» **Requirement**: Return a copy of every line in the records that includes the word "settings".
— start of The data —
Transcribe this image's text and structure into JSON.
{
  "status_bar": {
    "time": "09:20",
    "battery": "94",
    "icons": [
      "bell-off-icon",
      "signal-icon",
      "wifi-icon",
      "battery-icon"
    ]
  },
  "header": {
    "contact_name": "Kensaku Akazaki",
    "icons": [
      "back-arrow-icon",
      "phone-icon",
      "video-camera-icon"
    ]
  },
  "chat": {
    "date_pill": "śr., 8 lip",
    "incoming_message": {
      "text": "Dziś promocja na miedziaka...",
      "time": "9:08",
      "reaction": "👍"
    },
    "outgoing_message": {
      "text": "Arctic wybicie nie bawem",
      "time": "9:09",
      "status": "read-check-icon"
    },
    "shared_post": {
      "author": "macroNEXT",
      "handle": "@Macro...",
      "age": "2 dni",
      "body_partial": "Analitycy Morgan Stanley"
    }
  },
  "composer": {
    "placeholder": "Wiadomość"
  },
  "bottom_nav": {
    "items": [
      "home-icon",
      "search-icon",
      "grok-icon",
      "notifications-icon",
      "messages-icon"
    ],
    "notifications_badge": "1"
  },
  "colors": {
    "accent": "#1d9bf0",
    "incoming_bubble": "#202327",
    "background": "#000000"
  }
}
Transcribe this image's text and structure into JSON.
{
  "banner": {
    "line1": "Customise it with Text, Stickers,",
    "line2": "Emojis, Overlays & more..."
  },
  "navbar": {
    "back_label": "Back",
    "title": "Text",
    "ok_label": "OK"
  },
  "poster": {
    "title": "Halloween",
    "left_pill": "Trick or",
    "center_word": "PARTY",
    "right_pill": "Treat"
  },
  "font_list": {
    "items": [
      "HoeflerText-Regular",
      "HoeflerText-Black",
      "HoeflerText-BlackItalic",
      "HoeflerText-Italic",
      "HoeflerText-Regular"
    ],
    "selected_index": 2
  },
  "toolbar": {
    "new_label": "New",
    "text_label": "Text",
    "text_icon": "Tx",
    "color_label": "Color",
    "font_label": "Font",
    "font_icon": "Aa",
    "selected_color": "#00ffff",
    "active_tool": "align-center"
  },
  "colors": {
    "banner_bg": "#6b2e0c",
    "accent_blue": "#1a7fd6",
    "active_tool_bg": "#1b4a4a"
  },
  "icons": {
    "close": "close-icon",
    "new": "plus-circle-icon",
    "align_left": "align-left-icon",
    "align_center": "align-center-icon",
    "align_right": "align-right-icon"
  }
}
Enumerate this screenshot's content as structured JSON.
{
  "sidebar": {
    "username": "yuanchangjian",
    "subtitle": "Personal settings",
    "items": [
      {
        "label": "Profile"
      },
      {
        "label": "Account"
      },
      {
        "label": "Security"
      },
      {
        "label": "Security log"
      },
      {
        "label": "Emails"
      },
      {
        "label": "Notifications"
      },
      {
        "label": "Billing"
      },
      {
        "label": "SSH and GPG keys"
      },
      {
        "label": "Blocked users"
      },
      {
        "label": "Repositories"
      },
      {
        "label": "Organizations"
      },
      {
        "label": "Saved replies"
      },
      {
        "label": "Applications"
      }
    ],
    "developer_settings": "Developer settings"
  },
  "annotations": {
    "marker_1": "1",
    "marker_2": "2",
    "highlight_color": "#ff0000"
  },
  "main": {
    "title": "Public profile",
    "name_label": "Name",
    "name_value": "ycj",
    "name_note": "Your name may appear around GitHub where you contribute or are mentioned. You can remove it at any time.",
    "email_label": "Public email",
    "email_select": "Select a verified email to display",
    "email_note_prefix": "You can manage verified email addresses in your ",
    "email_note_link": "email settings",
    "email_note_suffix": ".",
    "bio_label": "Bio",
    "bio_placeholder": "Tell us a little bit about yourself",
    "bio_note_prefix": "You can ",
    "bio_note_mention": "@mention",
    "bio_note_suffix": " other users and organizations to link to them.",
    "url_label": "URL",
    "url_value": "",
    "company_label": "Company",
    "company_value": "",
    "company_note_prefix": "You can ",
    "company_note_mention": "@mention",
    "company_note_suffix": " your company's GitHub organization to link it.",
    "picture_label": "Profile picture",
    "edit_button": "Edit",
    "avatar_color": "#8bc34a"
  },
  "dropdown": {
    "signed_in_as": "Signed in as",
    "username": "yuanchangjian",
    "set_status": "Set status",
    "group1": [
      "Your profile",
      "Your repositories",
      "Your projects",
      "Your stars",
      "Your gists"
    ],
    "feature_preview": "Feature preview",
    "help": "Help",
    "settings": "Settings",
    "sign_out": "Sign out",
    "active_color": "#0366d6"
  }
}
— end of The data —
» **Task response**:
    "subtitle": "Personal settings",
    "developer_settings": "Developer settings"
    "email_note_link": "email settings",
    "settings": "Settings",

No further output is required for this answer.